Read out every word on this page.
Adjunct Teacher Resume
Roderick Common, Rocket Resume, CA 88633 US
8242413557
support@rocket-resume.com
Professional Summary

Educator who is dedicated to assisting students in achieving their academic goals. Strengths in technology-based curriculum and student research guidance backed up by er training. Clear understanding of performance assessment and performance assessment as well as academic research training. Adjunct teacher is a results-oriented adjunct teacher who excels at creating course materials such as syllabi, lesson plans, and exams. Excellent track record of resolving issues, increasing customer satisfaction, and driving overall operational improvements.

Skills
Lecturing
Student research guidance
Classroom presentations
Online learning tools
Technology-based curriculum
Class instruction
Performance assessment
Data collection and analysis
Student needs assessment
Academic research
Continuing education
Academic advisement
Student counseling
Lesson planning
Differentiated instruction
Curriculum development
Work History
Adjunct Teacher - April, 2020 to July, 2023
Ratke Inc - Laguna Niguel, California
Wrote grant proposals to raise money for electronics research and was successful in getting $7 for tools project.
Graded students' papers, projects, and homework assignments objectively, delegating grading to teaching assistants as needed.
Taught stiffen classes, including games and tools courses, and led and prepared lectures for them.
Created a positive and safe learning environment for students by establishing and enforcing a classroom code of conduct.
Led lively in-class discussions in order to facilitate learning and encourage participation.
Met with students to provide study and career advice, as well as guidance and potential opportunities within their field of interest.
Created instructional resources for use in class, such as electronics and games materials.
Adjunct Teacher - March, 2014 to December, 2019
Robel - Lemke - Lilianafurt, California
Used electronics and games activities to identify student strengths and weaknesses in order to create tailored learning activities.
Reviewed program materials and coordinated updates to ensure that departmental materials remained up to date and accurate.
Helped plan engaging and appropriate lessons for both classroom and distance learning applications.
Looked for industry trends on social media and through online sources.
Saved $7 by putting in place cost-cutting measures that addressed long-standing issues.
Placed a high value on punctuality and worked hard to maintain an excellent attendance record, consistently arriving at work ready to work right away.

::::::

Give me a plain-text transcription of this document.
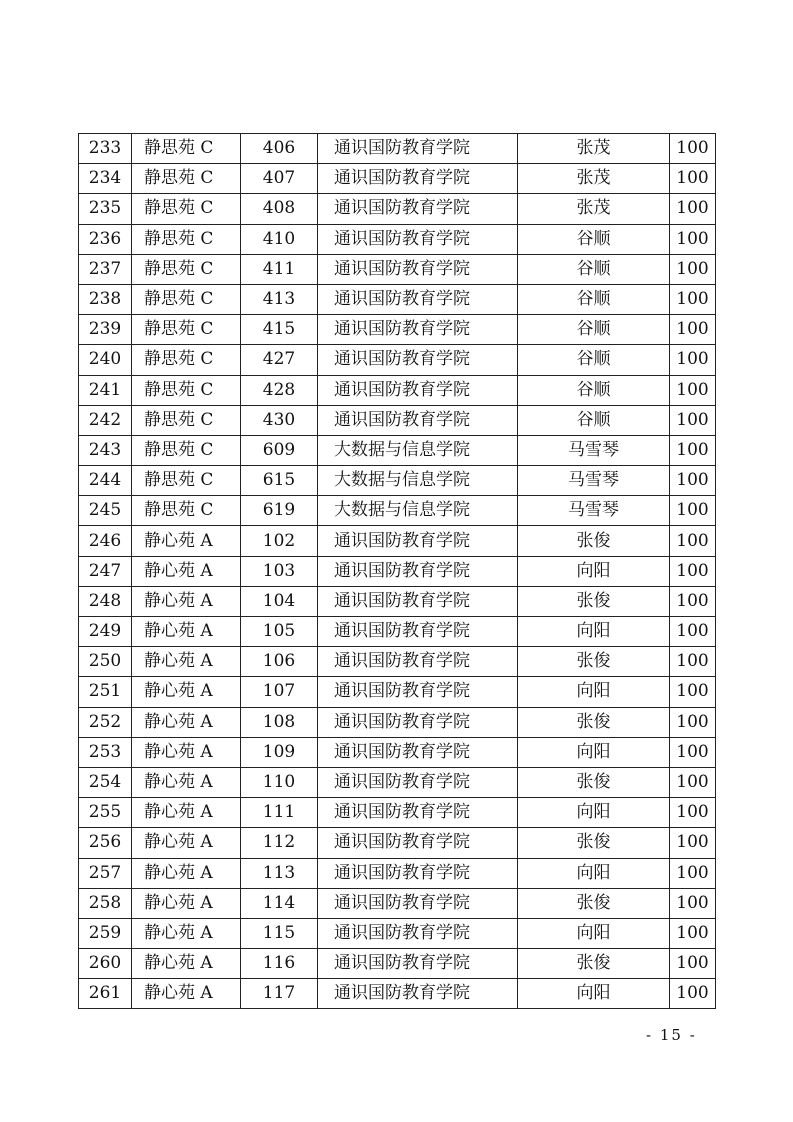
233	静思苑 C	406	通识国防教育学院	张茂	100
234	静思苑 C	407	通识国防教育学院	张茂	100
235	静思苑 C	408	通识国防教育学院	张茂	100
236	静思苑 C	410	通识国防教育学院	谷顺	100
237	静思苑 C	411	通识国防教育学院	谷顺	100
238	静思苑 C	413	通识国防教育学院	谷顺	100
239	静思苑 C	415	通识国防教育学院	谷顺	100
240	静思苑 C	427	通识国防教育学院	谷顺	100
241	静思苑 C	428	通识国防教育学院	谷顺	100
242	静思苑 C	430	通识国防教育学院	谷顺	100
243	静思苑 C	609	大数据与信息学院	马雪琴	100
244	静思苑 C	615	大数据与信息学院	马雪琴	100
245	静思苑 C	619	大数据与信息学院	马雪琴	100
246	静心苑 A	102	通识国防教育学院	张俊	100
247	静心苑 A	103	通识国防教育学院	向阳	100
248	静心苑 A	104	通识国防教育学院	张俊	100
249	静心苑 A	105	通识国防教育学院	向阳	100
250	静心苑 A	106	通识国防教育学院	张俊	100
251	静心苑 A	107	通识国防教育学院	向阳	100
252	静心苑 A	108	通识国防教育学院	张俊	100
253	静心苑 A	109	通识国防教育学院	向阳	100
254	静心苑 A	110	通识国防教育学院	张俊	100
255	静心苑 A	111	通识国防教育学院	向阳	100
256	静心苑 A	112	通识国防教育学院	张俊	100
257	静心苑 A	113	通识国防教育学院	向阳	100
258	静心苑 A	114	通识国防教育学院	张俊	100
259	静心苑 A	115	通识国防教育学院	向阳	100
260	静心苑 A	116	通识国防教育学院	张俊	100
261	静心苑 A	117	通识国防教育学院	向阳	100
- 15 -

::::::

From the entries above, copy every line where the word "record" shows up.

Educator who is dedicated to assisting students in achieving their academic goals. Strengths in technology-based curriculum and student research guidance backed up by er training. Clear understanding of performance assessment and performance assessment as well as academic research training. Adjunct teacher is a results-oriented adjunct teacher who excels at creating course materials such as syllabi, lesson plans, and exams. Excellent track record of resolving issues, increasing customer satisfaction, and driving overall operational improvements.
Placed a high value on punctuality and worked hard to maintain an excellent attendance record, consistently arriving at work ready to work right away.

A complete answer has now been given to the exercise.